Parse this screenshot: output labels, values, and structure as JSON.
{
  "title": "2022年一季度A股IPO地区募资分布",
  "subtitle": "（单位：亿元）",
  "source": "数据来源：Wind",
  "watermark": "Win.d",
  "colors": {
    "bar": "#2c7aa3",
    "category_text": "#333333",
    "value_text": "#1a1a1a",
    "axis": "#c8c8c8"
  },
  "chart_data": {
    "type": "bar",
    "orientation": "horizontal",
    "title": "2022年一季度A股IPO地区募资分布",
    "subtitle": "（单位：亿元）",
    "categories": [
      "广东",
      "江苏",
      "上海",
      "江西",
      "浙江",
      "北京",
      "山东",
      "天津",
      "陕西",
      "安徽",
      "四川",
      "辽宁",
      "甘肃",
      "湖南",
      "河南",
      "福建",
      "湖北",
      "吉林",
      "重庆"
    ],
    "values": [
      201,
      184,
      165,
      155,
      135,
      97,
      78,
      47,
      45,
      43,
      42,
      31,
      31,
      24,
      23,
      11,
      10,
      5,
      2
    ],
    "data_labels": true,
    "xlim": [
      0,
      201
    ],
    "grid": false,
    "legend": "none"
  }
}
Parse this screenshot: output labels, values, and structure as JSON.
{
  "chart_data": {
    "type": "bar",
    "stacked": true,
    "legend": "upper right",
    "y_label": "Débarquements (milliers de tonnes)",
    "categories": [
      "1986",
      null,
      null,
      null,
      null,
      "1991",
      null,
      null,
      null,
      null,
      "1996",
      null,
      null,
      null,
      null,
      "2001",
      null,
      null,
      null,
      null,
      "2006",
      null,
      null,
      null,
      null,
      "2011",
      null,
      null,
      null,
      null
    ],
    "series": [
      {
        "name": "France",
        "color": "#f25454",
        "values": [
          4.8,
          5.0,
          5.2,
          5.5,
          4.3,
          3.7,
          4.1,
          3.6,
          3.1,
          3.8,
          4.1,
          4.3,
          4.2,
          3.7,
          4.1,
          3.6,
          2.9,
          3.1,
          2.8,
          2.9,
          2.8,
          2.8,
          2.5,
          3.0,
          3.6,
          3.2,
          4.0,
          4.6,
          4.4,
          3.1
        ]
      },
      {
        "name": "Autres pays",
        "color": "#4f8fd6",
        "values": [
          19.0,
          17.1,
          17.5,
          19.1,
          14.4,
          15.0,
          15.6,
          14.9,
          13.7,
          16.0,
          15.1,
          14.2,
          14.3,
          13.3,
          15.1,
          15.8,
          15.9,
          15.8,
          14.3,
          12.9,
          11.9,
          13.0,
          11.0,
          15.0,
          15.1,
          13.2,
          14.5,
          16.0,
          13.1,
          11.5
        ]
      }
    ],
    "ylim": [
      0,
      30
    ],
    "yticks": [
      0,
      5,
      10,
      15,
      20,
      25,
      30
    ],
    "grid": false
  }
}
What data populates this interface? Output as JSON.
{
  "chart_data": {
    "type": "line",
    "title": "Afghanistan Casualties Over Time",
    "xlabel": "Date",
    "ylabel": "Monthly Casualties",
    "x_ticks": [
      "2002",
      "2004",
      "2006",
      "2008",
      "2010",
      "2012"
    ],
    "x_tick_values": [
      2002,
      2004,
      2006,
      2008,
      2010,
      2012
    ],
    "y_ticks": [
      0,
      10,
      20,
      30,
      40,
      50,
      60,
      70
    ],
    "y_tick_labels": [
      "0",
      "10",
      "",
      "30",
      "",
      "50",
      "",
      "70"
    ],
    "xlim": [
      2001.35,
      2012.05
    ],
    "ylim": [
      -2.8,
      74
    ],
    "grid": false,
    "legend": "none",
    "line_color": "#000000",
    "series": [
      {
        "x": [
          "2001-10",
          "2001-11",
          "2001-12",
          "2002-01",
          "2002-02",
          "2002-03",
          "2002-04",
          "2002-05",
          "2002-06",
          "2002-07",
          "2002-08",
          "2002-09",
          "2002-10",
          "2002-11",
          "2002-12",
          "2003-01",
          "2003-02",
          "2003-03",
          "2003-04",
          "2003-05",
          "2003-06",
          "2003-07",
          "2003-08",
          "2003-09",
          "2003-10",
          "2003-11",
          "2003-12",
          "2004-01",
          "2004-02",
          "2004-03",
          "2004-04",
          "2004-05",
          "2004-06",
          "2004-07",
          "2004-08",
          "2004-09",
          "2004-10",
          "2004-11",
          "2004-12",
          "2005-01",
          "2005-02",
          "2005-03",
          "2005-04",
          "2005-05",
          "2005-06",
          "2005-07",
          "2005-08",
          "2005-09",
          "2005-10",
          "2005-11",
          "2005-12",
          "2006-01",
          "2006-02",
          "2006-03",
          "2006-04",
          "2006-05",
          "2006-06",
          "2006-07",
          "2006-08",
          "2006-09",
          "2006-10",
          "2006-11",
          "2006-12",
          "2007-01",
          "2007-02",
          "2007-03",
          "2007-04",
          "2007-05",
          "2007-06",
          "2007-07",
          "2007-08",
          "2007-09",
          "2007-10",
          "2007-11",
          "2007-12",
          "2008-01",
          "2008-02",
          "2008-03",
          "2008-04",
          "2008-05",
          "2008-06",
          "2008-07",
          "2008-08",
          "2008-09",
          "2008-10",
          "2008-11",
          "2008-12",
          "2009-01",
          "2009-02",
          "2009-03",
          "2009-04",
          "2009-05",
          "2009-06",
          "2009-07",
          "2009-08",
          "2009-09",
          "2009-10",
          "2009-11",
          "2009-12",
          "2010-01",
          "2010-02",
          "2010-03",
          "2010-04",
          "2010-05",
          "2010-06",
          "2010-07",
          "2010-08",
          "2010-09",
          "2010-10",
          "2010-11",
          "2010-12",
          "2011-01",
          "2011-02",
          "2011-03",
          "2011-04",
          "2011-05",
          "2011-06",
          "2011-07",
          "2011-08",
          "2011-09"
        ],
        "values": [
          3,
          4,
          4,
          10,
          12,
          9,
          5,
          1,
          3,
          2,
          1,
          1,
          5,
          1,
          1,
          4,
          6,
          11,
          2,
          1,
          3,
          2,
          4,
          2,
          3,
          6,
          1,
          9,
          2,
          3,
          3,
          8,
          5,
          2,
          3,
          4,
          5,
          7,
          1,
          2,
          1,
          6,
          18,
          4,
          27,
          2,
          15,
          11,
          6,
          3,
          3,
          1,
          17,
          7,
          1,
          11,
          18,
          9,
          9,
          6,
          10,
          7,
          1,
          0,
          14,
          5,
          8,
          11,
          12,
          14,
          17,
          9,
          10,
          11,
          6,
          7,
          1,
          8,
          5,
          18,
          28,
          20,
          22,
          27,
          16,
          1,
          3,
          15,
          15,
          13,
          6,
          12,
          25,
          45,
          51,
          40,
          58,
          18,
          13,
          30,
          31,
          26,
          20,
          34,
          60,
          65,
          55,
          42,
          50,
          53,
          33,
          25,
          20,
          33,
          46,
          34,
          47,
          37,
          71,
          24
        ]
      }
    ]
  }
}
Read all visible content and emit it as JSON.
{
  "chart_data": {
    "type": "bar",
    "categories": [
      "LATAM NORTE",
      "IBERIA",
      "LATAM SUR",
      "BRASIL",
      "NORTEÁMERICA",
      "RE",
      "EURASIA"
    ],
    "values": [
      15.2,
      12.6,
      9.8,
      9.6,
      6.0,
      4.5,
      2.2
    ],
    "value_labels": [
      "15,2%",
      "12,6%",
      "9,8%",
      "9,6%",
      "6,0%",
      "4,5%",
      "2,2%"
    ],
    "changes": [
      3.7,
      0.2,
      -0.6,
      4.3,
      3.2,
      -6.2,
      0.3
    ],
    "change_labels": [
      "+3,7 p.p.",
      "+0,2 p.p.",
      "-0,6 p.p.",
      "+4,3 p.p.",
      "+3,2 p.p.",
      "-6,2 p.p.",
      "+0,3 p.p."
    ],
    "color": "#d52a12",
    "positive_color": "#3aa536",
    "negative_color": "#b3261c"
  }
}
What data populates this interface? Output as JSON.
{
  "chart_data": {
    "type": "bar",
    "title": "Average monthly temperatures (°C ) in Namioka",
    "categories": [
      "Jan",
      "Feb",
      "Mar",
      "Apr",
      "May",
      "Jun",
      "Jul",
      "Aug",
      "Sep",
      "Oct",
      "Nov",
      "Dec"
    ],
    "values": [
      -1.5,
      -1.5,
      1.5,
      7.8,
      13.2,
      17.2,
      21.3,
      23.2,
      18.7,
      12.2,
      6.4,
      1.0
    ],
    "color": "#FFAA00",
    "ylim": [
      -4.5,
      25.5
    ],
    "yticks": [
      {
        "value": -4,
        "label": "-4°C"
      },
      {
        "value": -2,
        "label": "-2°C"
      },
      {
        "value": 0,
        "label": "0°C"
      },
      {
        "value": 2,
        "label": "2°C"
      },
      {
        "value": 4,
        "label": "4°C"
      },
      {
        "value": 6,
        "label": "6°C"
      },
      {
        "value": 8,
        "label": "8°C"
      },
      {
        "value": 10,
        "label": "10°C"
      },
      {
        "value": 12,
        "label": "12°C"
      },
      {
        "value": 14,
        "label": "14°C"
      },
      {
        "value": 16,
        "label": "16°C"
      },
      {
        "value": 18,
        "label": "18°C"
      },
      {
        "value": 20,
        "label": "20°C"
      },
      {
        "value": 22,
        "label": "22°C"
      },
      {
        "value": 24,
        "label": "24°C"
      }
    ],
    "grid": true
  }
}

EXERCISE OBJECTIVE: Identify how many lines in the entries above contain the word "true" and provide only that figure.

RESULT OF THE EXERCISE: 3